• **Task objective**: Transcribe all the records with complete accuracy.

• **Material for this exercise**:
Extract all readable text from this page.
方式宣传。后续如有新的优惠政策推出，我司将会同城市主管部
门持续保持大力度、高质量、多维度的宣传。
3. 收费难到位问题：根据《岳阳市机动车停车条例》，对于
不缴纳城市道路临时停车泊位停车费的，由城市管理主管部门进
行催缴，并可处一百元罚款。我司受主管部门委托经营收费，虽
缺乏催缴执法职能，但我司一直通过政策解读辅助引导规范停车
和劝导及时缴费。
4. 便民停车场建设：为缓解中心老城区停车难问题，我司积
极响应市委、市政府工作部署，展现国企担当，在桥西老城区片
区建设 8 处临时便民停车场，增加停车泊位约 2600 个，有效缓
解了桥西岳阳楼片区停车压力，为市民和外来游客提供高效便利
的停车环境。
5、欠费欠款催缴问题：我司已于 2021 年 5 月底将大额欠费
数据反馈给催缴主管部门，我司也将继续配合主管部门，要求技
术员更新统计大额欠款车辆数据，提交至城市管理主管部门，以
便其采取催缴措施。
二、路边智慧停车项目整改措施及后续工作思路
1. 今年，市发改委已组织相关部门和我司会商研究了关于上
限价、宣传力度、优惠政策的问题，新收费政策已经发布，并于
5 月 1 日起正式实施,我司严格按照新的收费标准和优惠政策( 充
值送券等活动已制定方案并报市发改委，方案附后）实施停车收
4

• **Exercise response**:
Extract all readable text from this page.
方式宣传。后续如有新的优惠政策推出，我司将会同城市主管部
门持续保持大力度、高质量、多维度的宣传。
3. 收费难到位问题：根据《岳阳市机动车停车条例》，对于
不缴纳城市道路临时停车泊位停车费的，由城市管理主管部门进
行催缴，并可处一百元罚款。我司受主管部门委托经营收费，虽
缺乏催缴执法职能，但我司一直通过政策解读辅助引导规范停车
和劝导及时缴费。
4. 便民停车场建设：为缓解中心老城区停车难问题，我司积
极响应市委、市政府工作部署，展现国企担当，在桥西老城区片
区建设 8 处临时便民停车场，增加停车泊位约 2600 个，有效缓
解了桥西岳阳楼片区停车压力，为市民和外来游客提供高效便利
的停车环境。
5、欠费欠款催缴问题：我司已于 2021 年 5 月底将大额欠费
数据反馈给催缴主管部门，我司也将继续配合主管部门，要求技
术员更新统计大额欠款车辆数据，提交至城市管理主管部门，以
便其采取催缴措施。
二、路边智慧停车项目整改措施及后续工作思路
1. 今年，市发改委已组织相关部门和我司会商研究了关于上
限价、宣传力度、优惠政策的问题，新收费政策已经发布，并于
5 月 1 日起正式实施,我司严格按照新的收费标准和优惠政策( 充
值送券等活动已制定方案并报市发改委，方案附后）实施停车收
4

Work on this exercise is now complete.